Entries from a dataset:
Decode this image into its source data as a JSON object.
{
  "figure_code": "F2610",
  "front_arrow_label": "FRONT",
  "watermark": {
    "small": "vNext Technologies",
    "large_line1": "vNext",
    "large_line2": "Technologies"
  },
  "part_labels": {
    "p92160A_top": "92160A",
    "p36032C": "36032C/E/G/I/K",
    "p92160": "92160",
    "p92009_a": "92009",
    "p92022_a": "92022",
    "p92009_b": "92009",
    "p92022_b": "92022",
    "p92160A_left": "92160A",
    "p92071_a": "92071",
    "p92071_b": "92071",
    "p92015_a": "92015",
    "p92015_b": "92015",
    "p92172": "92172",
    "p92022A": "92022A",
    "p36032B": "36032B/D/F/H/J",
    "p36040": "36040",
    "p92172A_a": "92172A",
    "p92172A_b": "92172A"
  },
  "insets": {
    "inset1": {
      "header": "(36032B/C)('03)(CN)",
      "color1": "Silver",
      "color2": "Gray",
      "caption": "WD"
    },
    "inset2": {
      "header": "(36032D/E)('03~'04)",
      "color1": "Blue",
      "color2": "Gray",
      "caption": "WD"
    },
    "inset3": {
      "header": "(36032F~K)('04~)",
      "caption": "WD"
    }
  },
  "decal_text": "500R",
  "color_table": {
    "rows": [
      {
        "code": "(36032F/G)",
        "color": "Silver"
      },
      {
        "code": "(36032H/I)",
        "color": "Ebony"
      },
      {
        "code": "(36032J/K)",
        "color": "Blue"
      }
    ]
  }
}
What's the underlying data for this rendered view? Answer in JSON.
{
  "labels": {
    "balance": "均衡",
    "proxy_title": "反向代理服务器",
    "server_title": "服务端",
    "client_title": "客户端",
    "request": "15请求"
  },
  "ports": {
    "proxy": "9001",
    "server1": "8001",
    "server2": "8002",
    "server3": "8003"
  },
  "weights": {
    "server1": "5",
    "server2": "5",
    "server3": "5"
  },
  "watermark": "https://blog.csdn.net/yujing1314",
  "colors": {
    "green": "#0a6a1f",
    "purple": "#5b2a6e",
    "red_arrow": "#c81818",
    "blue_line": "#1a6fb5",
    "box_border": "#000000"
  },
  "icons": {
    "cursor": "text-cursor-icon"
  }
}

Written problem: From the listing above, extract every line exactly as it stands.

Answer to the problem:
Decode this image into its source data as a JSON object.
{
  "figure_code": "F2610",
  "front_arrow_label": "FRONT",
  "watermark": {
    "small": "vNext Technologies",
    "large_line1": "vNext",
    "large_line2": "Technologies"
  },
  "part_labels": {
    "p92160A_top": "92160A",
    "p36032C": "36032C/E/G/I/K",
    "p92160": "92160",
    "p92009_a": "92009",
    "p92022_a": "92022",
    "p92009_b": "92009",
    "p92022_b": "92022",
    "p92160A_left": "92160A",
    "p92071_a": "92071",
    "p92071_b": "92071",
    "p92015_a": "92015",
    "p92015_b": "92015",
    "p92172": "92172",
    "p92022A": "92022A",
    "p36032B": "36032B/D/F/H/J",
    "p36040": "36040",
    "p92172A_a": "92172A",
    "p92172A_b": "92172A"
  },
  "insets": {
    "inset1": {
      "header": "(36032B/C)('03)(CN)",
      "color1": "Silver",
      "color2": "Gray",
      "caption": "WD"
    },
    "inset2": {
      "header": "(36032D/E)('03~'04)",
      "color1": "Blue",
      "color2": "Gray",
      "caption": "WD"
    },
    "inset3": {
      "header": "(36032F~K)('04~)",
      "caption": "WD"
    }
  },
  "decal_text": "500R",
  "color_table": {
    "rows": [
      {
        "code": "(36032F/G)",
        "color": "Silver"
      },
      {
        "code": "(36032H/I)",
        "color": "Ebony"
      },
      {
        "code": "(36032J/K)",
        "color": "Blue"
      }
    ]
  }
}
What's the underlying data for this rendered view? Answer in JSON.
{
  "labels": {
    "balance": "均衡",
    "proxy_title": "反向代理服务器",
    "server_title": "服务端",
    "client_title": "客户端",
    "request": "15请求"
  },
  "ports": {
    "proxy": "9001",
    "server1": "8001",
    "server2": "8002",
    "server3": "8003"
  },
  "weights": {
    "server1": "5",
    "server2": "5",
    "server3": "5"
  },
  "watermark": "https://blog.csdn.net/yujing1314",
  "colors": {
    "green": "#0a6a1f",
    "purple": "#5b2a6e",
    "red_arrow": "#c81818",
    "blue_line": "#1a6fb5",
    "box_border": "#000000"
  },
  "icons": {
    "cursor": "text-cursor-icon"
  }
}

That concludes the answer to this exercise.